**DIRECTION**
Scan each line of the records for the word "text" and extract the ones that have it.

┏━━

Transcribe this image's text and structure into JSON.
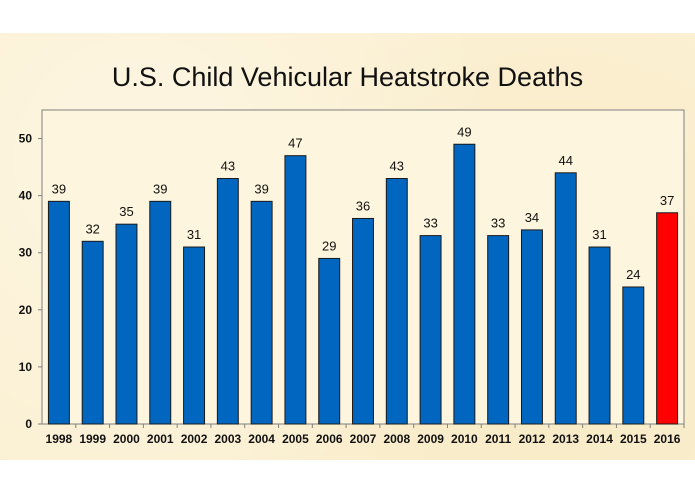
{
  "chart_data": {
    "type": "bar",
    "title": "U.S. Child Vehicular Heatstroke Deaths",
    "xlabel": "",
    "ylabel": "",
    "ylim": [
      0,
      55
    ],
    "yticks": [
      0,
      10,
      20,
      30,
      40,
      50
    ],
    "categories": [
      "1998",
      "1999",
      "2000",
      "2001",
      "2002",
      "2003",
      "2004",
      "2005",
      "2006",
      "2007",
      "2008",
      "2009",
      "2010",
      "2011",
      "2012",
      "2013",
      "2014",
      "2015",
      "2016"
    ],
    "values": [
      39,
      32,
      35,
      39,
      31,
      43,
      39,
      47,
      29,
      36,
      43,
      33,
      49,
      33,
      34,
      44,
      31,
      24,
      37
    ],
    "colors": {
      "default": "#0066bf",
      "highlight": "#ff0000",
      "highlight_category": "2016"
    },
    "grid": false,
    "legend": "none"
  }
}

┗━━
┏━━

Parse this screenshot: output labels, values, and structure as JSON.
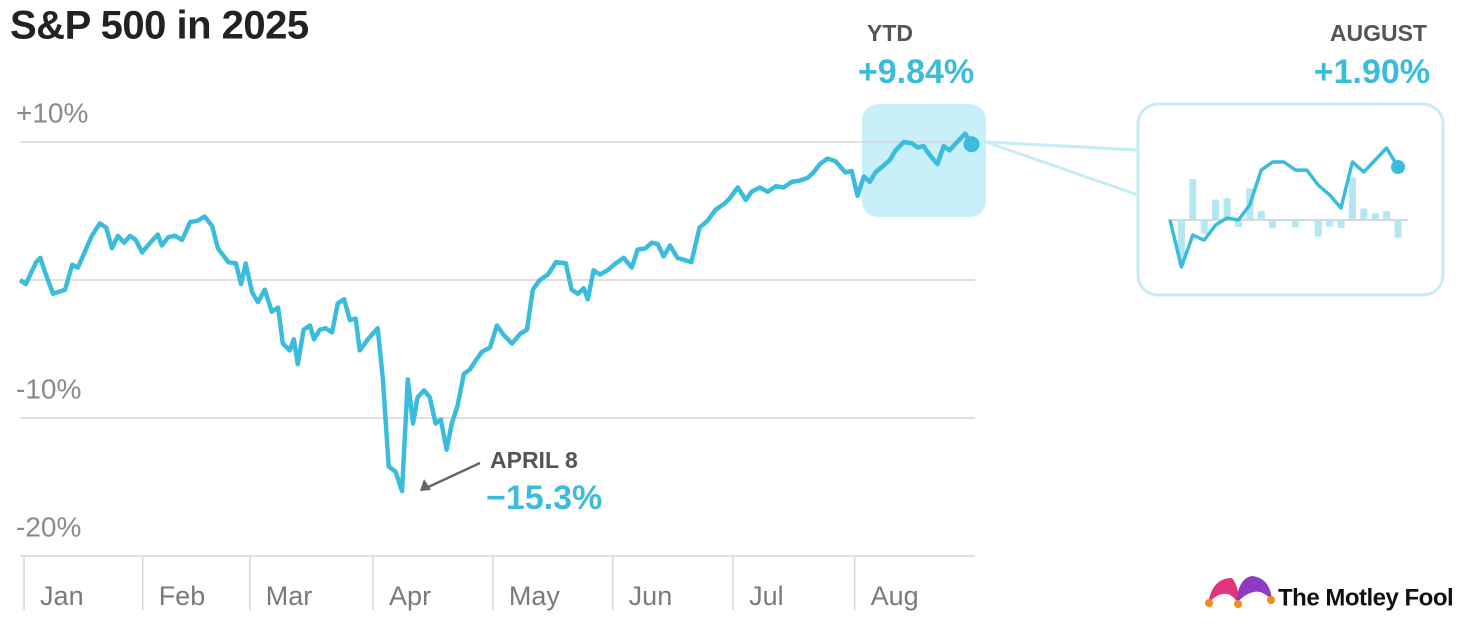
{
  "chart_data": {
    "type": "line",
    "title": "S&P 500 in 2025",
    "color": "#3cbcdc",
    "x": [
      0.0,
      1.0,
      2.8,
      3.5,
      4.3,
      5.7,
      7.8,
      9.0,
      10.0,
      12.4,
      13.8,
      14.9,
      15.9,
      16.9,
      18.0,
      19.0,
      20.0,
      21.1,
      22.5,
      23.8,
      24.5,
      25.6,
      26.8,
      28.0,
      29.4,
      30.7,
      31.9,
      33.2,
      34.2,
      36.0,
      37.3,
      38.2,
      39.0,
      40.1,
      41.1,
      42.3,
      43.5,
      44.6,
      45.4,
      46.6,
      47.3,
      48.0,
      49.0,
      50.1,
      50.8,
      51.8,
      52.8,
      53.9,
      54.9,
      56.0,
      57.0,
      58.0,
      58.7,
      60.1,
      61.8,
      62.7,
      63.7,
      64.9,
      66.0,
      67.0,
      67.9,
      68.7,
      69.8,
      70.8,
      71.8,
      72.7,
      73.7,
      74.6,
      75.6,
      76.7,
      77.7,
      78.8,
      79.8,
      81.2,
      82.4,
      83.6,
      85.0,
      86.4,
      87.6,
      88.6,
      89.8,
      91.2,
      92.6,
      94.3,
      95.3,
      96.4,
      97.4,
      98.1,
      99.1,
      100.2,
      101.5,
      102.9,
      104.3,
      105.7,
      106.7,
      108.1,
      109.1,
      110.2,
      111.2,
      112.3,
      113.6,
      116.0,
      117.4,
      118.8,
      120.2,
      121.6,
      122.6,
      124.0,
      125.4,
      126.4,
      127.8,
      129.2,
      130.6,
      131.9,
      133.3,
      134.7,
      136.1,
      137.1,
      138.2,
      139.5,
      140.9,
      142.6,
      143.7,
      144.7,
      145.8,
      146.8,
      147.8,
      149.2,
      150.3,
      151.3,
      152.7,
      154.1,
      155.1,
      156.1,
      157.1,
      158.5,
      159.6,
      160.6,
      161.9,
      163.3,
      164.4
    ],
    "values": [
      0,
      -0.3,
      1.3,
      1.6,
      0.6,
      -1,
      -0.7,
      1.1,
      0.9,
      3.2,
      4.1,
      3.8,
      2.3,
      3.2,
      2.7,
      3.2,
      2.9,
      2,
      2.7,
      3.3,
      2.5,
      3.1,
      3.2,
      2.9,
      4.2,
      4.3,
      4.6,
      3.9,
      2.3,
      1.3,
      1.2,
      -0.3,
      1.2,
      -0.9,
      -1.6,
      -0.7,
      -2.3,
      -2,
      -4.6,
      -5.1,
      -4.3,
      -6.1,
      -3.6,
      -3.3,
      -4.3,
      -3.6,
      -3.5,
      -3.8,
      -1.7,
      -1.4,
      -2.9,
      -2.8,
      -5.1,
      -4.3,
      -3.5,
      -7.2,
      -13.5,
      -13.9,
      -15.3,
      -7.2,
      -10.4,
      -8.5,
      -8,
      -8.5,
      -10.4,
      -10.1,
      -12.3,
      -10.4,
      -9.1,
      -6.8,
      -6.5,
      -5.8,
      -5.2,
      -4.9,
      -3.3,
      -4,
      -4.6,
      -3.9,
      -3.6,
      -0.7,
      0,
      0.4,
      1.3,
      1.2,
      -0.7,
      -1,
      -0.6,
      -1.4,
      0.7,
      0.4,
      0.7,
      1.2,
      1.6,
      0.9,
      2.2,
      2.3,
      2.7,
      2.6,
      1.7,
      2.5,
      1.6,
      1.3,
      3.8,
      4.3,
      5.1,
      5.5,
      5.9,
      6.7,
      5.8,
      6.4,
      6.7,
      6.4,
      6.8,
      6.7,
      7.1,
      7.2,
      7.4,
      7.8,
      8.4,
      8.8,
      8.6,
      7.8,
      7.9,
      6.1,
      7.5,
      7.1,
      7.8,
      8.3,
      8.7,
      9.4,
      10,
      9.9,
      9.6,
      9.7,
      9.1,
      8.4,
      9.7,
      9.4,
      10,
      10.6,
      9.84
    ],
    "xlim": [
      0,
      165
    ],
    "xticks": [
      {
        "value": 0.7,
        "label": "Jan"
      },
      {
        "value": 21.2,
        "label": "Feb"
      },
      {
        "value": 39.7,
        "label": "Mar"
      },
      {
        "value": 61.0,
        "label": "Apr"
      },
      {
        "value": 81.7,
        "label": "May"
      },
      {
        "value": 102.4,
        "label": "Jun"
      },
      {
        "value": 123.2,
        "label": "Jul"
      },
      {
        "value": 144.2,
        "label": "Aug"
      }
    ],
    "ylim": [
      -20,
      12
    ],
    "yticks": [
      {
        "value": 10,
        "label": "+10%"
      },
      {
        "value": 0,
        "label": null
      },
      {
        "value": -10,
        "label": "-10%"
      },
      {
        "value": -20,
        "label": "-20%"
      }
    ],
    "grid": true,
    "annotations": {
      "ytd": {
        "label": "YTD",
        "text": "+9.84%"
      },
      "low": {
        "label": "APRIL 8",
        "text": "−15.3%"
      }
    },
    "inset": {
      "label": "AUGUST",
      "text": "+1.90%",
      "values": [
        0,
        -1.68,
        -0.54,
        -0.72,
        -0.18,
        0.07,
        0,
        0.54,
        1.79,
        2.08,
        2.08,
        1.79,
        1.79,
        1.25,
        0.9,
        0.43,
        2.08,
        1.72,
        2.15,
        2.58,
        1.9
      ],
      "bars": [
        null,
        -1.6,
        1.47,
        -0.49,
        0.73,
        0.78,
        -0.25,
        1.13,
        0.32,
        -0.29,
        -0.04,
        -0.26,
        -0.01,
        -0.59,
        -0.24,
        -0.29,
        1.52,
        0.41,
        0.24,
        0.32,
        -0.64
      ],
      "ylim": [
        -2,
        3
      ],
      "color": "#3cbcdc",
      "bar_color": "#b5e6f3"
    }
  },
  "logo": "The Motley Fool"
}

┗━━

**THE SOLUTION**
Transcribe this image's text and structure into JSON.
        "text": "+9.84%"
        "text": "−15.3%"
      "text": "+1.90%",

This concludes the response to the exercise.